==== Task inputs ====

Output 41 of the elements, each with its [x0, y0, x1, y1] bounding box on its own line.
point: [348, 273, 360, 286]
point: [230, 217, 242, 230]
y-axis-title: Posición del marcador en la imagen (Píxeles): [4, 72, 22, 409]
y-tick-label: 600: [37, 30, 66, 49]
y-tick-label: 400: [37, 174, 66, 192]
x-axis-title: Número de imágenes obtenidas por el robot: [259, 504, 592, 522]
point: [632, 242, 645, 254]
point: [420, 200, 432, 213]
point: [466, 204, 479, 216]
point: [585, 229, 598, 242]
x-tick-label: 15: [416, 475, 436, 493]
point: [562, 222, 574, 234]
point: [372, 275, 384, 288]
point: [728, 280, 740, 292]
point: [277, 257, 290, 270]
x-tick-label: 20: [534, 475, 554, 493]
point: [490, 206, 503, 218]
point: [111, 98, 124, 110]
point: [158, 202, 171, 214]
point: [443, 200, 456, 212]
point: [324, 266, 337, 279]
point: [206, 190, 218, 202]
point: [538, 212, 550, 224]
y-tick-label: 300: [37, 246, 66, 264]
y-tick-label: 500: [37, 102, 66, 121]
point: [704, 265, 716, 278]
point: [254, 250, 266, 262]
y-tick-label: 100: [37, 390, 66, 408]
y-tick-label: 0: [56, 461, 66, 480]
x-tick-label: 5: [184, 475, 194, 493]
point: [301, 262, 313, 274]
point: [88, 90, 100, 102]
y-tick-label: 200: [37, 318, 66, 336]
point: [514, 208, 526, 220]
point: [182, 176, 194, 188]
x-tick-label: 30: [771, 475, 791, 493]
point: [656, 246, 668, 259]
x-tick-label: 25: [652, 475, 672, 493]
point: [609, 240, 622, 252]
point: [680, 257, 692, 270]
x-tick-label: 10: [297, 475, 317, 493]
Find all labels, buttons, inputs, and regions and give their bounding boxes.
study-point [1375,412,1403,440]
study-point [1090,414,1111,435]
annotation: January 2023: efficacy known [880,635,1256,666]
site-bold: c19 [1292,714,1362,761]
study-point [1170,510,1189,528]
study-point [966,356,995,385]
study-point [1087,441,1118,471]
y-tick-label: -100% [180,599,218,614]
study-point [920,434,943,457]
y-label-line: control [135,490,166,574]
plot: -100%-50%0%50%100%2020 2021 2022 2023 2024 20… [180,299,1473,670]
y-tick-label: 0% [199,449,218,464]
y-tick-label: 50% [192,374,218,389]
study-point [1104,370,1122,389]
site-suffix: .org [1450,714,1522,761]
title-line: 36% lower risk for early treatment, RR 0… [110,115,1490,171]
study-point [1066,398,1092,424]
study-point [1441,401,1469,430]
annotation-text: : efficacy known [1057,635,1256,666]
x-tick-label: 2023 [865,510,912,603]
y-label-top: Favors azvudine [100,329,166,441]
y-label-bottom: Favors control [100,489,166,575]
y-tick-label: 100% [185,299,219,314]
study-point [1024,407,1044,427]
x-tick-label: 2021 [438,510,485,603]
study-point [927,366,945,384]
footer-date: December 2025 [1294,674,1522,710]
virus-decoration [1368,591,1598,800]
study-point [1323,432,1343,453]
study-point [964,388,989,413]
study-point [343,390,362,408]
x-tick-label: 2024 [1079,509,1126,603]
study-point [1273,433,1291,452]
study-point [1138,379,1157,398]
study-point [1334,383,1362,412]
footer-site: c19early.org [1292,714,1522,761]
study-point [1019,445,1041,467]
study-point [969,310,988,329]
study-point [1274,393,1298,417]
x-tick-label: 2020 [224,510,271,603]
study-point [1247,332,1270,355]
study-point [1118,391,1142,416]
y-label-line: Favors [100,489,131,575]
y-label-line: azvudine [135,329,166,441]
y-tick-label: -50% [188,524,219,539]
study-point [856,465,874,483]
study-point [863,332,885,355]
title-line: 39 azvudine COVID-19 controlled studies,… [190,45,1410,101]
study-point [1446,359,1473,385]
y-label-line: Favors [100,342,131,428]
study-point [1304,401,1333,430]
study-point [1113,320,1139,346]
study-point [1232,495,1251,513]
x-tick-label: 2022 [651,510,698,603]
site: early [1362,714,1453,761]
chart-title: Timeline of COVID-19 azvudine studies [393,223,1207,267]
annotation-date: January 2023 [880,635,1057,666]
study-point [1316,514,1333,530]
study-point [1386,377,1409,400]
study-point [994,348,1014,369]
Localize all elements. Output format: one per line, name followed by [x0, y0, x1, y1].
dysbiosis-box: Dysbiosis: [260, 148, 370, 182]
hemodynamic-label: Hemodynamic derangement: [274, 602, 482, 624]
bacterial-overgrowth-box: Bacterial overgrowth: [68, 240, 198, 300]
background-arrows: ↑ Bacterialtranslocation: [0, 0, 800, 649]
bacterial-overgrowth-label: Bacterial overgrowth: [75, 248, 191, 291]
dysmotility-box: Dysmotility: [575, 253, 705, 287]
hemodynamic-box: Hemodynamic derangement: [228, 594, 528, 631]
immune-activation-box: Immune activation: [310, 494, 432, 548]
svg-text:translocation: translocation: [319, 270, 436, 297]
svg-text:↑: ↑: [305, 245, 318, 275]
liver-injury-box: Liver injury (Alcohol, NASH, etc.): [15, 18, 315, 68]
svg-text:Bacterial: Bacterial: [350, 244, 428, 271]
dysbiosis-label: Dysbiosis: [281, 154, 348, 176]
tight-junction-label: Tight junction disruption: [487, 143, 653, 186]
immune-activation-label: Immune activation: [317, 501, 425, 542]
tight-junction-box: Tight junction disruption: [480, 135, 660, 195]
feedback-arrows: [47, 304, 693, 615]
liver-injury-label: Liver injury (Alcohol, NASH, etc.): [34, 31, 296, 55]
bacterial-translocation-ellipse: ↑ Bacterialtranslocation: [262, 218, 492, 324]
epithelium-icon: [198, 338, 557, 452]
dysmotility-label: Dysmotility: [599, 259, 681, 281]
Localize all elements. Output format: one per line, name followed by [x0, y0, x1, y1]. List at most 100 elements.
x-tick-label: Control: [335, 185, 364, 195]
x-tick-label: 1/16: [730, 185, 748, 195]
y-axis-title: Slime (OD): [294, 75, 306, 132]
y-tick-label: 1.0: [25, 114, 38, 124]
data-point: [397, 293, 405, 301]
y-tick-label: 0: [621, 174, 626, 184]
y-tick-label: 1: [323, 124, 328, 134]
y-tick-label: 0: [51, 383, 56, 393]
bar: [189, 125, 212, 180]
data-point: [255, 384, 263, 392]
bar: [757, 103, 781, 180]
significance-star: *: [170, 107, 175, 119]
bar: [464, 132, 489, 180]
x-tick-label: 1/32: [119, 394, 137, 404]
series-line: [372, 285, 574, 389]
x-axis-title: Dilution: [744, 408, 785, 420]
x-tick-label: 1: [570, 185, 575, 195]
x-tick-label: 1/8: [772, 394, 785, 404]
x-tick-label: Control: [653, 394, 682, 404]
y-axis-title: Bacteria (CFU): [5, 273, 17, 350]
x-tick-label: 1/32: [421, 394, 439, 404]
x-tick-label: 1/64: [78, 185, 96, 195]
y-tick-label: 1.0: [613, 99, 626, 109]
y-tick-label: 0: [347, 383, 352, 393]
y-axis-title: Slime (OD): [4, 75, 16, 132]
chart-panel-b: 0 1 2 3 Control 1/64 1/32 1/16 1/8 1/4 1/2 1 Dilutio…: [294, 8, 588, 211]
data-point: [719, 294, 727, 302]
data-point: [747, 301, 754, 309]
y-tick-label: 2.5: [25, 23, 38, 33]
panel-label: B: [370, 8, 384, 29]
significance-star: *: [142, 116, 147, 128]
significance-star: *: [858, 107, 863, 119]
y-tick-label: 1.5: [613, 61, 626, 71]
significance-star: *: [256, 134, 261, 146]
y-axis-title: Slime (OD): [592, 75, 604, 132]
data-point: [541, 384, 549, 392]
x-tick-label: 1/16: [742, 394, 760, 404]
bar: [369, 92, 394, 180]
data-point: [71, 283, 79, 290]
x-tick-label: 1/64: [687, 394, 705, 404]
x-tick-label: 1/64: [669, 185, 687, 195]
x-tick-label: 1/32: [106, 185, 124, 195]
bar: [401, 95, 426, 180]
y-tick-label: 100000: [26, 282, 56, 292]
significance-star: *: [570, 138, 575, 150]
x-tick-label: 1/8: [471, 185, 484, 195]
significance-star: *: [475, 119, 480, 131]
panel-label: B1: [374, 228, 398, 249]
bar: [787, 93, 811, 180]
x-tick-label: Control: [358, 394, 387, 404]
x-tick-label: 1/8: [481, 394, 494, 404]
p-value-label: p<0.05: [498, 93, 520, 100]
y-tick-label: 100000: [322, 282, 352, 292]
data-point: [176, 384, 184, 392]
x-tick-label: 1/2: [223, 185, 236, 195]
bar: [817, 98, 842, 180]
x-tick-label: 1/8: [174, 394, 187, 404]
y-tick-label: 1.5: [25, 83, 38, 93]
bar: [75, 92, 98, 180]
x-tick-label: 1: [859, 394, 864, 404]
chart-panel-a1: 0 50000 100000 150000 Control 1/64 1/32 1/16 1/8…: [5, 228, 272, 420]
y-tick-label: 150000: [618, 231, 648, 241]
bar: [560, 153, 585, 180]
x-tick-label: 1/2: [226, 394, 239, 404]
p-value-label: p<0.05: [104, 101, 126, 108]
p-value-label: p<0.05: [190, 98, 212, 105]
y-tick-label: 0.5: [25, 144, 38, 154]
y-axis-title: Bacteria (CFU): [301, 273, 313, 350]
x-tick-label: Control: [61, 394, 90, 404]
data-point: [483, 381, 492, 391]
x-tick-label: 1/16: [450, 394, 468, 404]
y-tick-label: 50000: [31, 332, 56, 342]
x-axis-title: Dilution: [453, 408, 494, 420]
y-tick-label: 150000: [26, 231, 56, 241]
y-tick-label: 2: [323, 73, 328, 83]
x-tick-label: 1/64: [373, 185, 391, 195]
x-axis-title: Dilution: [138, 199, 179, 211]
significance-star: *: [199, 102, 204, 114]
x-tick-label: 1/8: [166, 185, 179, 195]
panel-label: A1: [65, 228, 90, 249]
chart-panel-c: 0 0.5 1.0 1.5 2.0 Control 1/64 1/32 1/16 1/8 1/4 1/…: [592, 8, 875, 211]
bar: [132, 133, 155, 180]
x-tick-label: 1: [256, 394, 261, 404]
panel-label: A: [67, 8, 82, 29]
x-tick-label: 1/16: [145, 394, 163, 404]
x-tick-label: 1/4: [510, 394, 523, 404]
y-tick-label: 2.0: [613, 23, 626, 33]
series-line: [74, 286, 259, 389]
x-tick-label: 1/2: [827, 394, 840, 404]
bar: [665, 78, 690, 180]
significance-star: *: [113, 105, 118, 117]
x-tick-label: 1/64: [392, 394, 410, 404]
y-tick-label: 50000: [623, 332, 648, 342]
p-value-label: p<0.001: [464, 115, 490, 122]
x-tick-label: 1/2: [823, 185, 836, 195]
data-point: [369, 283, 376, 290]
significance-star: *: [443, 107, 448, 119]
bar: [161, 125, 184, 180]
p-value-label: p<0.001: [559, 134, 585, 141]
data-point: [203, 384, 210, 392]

====

(Task details): Scan the entries above, and wherever a line holds the string "liver", copy it.

(Reply to the task):
liver-injury-box: Liver injury (Alcohol, NASH, etc.): [15, 18, 315, 68]
liver-injury-label: Liver injury (Alcohol, NASH, etc.): [34, 31, 296, 55]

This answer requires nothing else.